**WRITTEN EXERCISE:**
Rename "layer-visibility" to "visibility-toggle" throughout the data below, and reproduce every line with all other text unchanged.

**EXCERPTED RECORDS:**
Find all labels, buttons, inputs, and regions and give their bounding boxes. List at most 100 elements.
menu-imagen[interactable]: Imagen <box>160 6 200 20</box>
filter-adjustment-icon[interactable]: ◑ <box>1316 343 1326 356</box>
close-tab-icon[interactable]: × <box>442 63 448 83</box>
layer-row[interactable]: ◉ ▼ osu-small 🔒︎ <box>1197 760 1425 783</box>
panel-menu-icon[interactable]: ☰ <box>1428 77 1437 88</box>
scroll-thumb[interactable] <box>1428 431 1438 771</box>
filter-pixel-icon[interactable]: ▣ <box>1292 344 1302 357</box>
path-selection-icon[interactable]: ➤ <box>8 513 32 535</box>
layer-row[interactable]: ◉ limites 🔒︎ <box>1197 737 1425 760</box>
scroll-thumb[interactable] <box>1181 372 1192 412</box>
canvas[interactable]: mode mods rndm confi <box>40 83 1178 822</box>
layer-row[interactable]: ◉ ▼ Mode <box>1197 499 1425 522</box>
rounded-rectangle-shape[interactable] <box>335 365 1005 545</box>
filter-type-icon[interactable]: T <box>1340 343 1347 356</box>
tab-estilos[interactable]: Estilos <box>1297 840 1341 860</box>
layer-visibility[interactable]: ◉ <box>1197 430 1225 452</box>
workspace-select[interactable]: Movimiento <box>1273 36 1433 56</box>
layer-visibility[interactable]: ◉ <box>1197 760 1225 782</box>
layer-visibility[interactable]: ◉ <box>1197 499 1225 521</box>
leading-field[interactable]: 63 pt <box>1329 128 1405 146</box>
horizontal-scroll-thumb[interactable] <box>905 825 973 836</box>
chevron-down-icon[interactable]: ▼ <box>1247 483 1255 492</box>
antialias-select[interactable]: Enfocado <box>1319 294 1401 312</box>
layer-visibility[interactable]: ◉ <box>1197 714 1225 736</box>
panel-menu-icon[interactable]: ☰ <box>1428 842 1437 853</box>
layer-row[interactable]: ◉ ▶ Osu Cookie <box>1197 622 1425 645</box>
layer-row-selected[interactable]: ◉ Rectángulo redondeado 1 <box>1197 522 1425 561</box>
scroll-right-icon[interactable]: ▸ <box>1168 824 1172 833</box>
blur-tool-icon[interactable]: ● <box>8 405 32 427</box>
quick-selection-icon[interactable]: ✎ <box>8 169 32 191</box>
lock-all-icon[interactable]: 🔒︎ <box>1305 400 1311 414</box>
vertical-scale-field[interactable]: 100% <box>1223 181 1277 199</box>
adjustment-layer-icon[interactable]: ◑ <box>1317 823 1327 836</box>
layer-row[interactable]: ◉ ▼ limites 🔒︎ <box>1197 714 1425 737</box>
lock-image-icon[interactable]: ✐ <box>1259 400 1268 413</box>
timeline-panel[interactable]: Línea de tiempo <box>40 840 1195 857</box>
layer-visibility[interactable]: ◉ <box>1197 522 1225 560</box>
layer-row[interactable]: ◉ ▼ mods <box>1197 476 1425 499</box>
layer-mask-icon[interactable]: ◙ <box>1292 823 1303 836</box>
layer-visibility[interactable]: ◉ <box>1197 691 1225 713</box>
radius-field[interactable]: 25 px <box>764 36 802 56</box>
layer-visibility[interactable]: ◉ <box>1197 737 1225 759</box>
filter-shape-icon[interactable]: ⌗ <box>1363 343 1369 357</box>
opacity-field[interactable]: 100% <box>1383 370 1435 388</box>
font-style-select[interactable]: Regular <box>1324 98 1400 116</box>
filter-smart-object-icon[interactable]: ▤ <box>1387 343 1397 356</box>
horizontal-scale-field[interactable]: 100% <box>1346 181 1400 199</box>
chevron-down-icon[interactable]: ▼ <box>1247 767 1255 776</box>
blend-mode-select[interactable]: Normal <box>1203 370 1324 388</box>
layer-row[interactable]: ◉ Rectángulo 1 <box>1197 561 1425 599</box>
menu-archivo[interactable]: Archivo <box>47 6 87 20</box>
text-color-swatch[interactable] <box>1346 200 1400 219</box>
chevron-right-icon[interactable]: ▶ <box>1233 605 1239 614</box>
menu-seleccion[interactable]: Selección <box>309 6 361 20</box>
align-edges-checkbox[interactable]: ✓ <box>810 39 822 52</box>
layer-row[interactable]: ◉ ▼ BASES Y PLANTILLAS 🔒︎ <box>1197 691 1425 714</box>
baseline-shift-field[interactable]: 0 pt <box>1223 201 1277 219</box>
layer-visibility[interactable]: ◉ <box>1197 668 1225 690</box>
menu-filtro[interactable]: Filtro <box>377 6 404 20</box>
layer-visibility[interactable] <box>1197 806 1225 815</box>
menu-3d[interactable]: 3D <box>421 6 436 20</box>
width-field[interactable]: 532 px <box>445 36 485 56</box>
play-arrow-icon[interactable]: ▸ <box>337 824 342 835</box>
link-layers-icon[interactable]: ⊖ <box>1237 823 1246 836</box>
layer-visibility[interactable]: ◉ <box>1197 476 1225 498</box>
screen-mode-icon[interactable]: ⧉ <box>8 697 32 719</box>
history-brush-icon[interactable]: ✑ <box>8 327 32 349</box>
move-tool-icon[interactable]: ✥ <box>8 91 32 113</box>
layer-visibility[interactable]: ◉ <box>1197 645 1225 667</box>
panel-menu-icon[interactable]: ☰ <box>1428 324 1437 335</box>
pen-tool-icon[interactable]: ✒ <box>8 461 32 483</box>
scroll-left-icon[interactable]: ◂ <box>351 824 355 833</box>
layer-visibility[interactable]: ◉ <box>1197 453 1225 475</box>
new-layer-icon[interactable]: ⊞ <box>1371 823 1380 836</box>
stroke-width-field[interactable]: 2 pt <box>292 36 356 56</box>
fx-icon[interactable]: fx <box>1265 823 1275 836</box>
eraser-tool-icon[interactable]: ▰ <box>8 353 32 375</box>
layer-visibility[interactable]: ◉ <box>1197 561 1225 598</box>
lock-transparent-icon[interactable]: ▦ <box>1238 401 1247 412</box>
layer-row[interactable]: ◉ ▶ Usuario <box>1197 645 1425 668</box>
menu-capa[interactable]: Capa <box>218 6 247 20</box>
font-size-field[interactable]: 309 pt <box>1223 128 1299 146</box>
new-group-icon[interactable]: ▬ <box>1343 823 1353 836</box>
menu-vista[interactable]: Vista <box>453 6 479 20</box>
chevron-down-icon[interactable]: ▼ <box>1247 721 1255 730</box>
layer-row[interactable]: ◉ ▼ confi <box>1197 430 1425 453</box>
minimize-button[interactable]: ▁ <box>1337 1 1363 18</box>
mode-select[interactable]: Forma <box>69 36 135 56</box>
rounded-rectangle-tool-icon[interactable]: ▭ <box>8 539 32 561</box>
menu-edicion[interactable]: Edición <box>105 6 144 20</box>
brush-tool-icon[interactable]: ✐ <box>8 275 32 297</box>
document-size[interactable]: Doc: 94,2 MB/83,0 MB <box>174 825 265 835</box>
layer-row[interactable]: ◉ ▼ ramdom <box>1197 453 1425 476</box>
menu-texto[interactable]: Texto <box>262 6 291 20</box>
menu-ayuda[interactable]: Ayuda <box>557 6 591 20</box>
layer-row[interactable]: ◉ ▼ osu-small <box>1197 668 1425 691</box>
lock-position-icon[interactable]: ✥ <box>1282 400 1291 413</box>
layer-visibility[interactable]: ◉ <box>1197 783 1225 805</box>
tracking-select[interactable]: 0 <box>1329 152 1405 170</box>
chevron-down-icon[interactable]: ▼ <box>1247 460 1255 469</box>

**EXERCISE RESULT:**
Find all labels, buttons, inputs, and regions and give their bounding boxes. List at most 100 elements.
menu-imagen[interactable]: Imagen <box>160 6 200 20</box>
filter-adjustment-icon[interactable]: ◑ <box>1316 343 1326 356</box>
close-tab-icon[interactable]: × <box>442 63 448 83</box>
layer-row[interactable]: ◉ ▼ osu-small 🔒︎ <box>1197 760 1425 783</box>
panel-menu-icon[interactable]: ☰ <box>1428 77 1437 88</box>
scroll-thumb[interactable] <box>1428 431 1438 771</box>
filter-pixel-icon[interactable]: ▣ <box>1292 344 1302 357</box>
path-selection-icon[interactable]: ➤ <box>8 513 32 535</box>
layer-row[interactable]: ◉ limites 🔒︎ <box>1197 737 1425 760</box>
scroll-thumb[interactable] <box>1181 372 1192 412</box>
canvas[interactable]: mode mods rndm confi <box>40 83 1178 822</box>
layer-row[interactable]: ◉ ▼ Mode <box>1197 499 1425 522</box>
rounded-rectangle-shape[interactable] <box>335 365 1005 545</box>
filter-type-icon[interactable]: T <box>1340 343 1347 356</box>
tab-estilos[interactable]: Estilos <box>1297 840 1341 860</box>
visibility-toggle[interactable]: ◉ <box>1197 430 1225 452</box>
workspace-select[interactable]: Movimiento <box>1273 36 1433 56</box>
visibility-toggle[interactable]: ◉ <box>1197 760 1225 782</box>
visibility-toggle[interactable]: ◉ <box>1197 499 1225 521</box>
leading-field[interactable]: 63 pt <box>1329 128 1405 146</box>
horizontal-scroll-thumb[interactable] <box>905 825 973 836</box>
chevron-down-icon[interactable]: ▼ <box>1247 483 1255 492</box>
antialias-select[interactable]: Enfocado <box>1319 294 1401 312</box>
visibility-toggle[interactable]: ◉ <box>1197 714 1225 736</box>
panel-menu-icon[interactable]: ☰ <box>1428 842 1437 853</box>
layer-row[interactable]: ◉ ▶ Osu Cookie <box>1197 622 1425 645</box>
layer-row-selected[interactable]: ◉ Rectángulo redondeado 1 <box>1197 522 1425 561</box>
scroll-right-icon[interactable]: ▸ <box>1168 824 1172 833</box>
blur-tool-icon[interactable]: ● <box>8 405 32 427</box>
quick-selection-icon[interactable]: ✎ <box>8 169 32 191</box>
lock-all-icon[interactable]: 🔒︎ <box>1305 400 1311 414</box>
vertical-scale-field[interactable]: 100% <box>1223 181 1277 199</box>
adjustment-layer-icon[interactable]: ◑ <box>1317 823 1327 836</box>
layer-row[interactable]: ◉ ▼ limites 🔒︎ <box>1197 714 1425 737</box>
lock-image-icon[interactable]: ✐ <box>1259 400 1268 413</box>
timeline-panel[interactable]: Línea de tiempo <box>40 840 1195 857</box>
visibility-toggle[interactable]: ◉ <box>1197 522 1225 560</box>
layer-row[interactable]: ◉ ▼ mods <box>1197 476 1425 499</box>
layer-mask-icon[interactable]: ◙ <box>1292 823 1303 836</box>
visibility-toggle[interactable]: ◉ <box>1197 691 1225 713</box>
radius-field[interactable]: 25 px <box>764 36 802 56</box>
visibility-toggle[interactable]: ◉ <box>1197 737 1225 759</box>
filter-shape-icon[interactable]: ⌗ <box>1363 343 1369 357</box>
opacity-field[interactable]: 100% <box>1383 370 1435 388</box>
font-style-select[interactable]: Regular <box>1324 98 1400 116</box>
filter-smart-object-icon[interactable]: ▤ <box>1387 343 1397 356</box>
horizontal-scale-field[interactable]: 100% <box>1346 181 1400 199</box>
chevron-down-icon[interactable]: ▼ <box>1247 767 1255 776</box>
blend-mode-select[interactable]: Normal <box>1203 370 1324 388</box>
layer-row[interactable]: ◉ Rectángulo 1 <box>1197 561 1425 599</box>
menu-archivo[interactable]: Archivo <box>47 6 87 20</box>
text-color-swatch[interactable] <box>1346 200 1400 219</box>
chevron-right-icon[interactable]: ▶ <box>1233 605 1239 614</box>
menu-seleccion[interactable]: Selección <box>309 6 361 20</box>
align-edges-checkbox[interactable]: ✓ <box>810 39 822 52</box>
layer-row[interactable]: ◉ ▼ BASES Y PLANTILLAS 🔒︎ <box>1197 691 1425 714</box>
baseline-shift-field[interactable]: 0 pt <box>1223 201 1277 219</box>
visibility-toggle[interactable]: ◉ <box>1197 668 1225 690</box>
menu-filtro[interactable]: Filtro <box>377 6 404 20</box>
visibility-toggle[interactable] <box>1197 806 1225 815</box>
menu-3d[interactable]: 3D <box>421 6 436 20</box>
width-field[interactable]: 532 px <box>445 36 485 56</box>
play-arrow-icon[interactable]: ▸ <box>337 824 342 835</box>
link-layers-icon[interactable]: ⊖ <box>1237 823 1246 836</box>
visibility-toggle[interactable]: ◉ <box>1197 476 1225 498</box>
screen-mode-icon[interactable]: ⧉ <box>8 697 32 719</box>
history-brush-icon[interactable]: ✑ <box>8 327 32 349</box>
move-tool-icon[interactable]: ✥ <box>8 91 32 113</box>
visibility-toggle[interactable]: ◉ <box>1197 645 1225 667</box>
panel-menu-icon[interactable]: ☰ <box>1428 324 1437 335</box>
pen-tool-icon[interactable]: ✒ <box>8 461 32 483</box>
scroll-left-icon[interactable]: ◂ <box>351 824 355 833</box>
visibility-toggle[interactable]: ◉ <box>1197 453 1225 475</box>
new-layer-icon[interactable]: ⊞ <box>1371 823 1380 836</box>
stroke-width-field[interactable]: 2 pt <box>292 36 356 56</box>
fx-icon[interactable]: fx <box>1265 823 1275 836</box>
eraser-tool-icon[interactable]: ▰ <box>8 353 32 375</box>
visibility-toggle[interactable]: ◉ <box>1197 561 1225 598</box>
lock-transparent-icon[interactable]: ▦ <box>1238 401 1247 412</box>
layer-row[interactable]: ◉ ▶ Usuario <box>1197 645 1425 668</box>
menu-capa[interactable]: Capa <box>218 6 247 20</box>
font-size-field[interactable]: 309 pt <box>1223 128 1299 146</box>
new-group-icon[interactable]: ▬ <box>1343 823 1353 836</box>
menu-vista[interactable]: Vista <box>453 6 479 20</box>
chevron-down-icon[interactable]: ▼ <box>1247 721 1255 730</box>
layer-row[interactable]: ◉ ▼ confi <box>1197 430 1425 453</box>
minimize-button[interactable]: ▁ <box>1337 1 1363 18</box>
mode-select[interactable]: Forma <box>69 36 135 56</box>
rounded-rectangle-tool-icon[interactable]: ▭ <box>8 539 32 561</box>
menu-edicion[interactable]: Edición <box>105 6 144 20</box>
brush-tool-icon[interactable]: ✐ <box>8 275 32 297</box>
document-size[interactable]: Doc: 94,2 MB/83,0 MB <box>174 825 265 835</box>
layer-row[interactable]: ◉ ▼ ramdom <box>1197 453 1425 476</box>
menu-texto[interactable]: Texto <box>262 6 291 20</box>
menu-ayuda[interactable]: Ayuda <box>557 6 591 20</box>
layer-row[interactable]: ◉ ▼ osu-small <box>1197 668 1425 691</box>
lock-position-icon[interactable]: ✥ <box>1282 400 1291 413</box>
visibility-toggle[interactable]: ◉ <box>1197 783 1225 805</box>
tracking-select[interactable]: 0 <box>1329 152 1405 170</box>
chevron-down-icon[interactable]: ▼ <box>1247 460 1255 469</box>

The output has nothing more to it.